GIVEN REQUEST ▸ Say how many lines hold the string "Where", and nothing more.

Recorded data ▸
— START —
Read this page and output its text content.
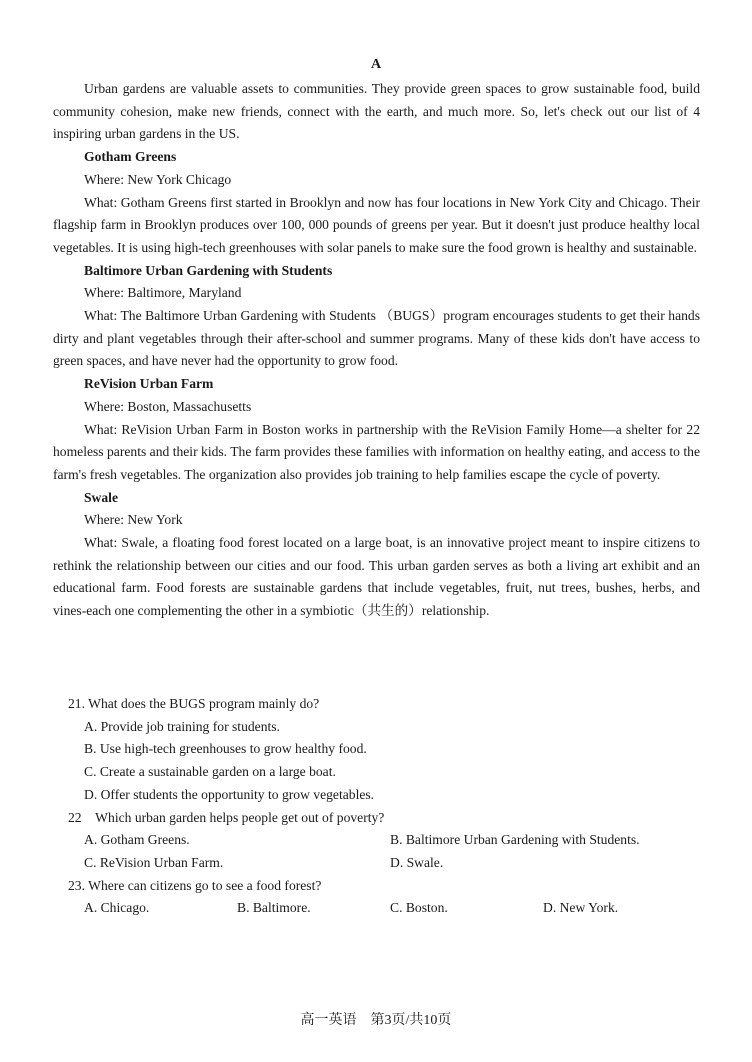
A

Urban gardens are valuable assets to communities. They provide green spaces to grow sustainable food, build community cohesion, make new friends, connect with the earth, and much more. So, let's check out our list of 4 inspiring urban gardens in the US.

Gotham Greens

Where: New York Chicago

What: Gotham Greens first started in Brooklyn and now has four locations in New York City and Chicago. Their flagship farm in Brooklyn produces over 100, 000 pounds of greens per year. But it doesn't just produce healthy local vegetables. It is using high-tech greenhouses with solar panels to make sure the food grown is healthy and sustainable.

Baltimore Urban Gardening with Students

Where: Baltimore, Maryland

What: The Baltimore Urban Gardening with Students （BUGS）program encourages students to get their hands dirty and plant vegetables through their after-school and summer programs. Many of these kids don't have access to green spaces, and have never had the opportunity to grow food.

ReVision Urban Farm

Where: Boston, Massachusetts

What: ReVision Urban Farm in Boston works in partnership with the ReVision Family Home—a shelter for 22 homeless parents and their kids. The farm provides these families with information on healthy eating, and access to the farm's fresh vegetables. The organization also provides job training to help families escape the cycle of poverty.

Swale

Where: New York

What: Swale, a floating food forest located on a large boat, is an innovative project meant to inspire citizens to rethink the relationship between our cities and our food. This urban garden serves as both a living art exhibit and an educational farm. Food forests are sustainable gardens that include vegetables, fruit, nut trees, bushes, herbs, and vines-each one complementing the other in a symbiotic（共生的）relationship.

21. What does the BUGS program mainly do?

A. Provide job training for students.

B. Use high-tech greenhouses to grow healthy food.

C. Create a sustainable garden on a large boat.

D. Offer students the opportunity to grow vegetables.

22　Which urban garden helps people get out of poverty?

A. Gotham Greens.	B. Baltimore Urban Gardening with Students.
C. ReVision Urban Farm.	D. Swale.

23. Where can citizens go to see a food forest?

A. Chicago.	B. Baltimore.	C. Boston.	D. New York.
高一英语　第3页/共10页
— END —
RESULT FOR THIS TASK ▸ 5